*** Input rows

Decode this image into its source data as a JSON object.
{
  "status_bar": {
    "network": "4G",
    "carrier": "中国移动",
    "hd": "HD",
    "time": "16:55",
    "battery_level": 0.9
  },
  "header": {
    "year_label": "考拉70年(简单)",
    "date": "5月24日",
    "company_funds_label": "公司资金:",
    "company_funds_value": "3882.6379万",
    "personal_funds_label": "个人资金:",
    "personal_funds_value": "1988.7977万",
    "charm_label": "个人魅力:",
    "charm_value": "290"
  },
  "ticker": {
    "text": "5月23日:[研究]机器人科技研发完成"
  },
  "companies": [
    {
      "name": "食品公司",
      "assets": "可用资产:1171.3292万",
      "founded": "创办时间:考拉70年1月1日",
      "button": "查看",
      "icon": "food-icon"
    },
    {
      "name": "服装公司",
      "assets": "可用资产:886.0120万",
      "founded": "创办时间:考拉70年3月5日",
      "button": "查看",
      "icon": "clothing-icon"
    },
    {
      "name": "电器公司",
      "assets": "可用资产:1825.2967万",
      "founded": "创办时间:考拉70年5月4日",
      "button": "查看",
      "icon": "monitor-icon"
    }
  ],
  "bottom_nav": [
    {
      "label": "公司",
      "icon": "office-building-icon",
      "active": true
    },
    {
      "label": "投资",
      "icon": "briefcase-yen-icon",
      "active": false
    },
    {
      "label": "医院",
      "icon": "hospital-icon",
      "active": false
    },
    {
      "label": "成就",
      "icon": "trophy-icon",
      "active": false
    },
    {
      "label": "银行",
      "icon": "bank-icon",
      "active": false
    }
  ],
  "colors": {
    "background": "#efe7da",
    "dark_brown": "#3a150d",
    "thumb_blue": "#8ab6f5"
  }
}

******
*** Input rows

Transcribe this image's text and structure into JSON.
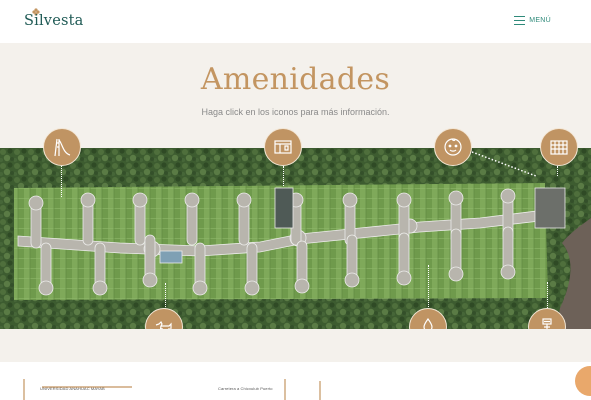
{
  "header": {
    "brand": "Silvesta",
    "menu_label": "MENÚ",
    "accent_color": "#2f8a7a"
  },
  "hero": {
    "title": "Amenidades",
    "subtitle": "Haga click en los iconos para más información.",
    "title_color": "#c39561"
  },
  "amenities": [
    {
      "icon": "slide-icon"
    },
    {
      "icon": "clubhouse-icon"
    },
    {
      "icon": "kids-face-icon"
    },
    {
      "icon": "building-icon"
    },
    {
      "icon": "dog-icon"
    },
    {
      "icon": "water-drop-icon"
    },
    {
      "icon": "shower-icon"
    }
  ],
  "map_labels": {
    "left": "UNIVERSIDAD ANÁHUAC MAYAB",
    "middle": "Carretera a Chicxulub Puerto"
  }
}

******

## Written exercise
Collect every line from the records above that contains the word "this".

## Task response
Decode this image into its source data as a JSON object.
Transcribe this image's text and structure into JSON.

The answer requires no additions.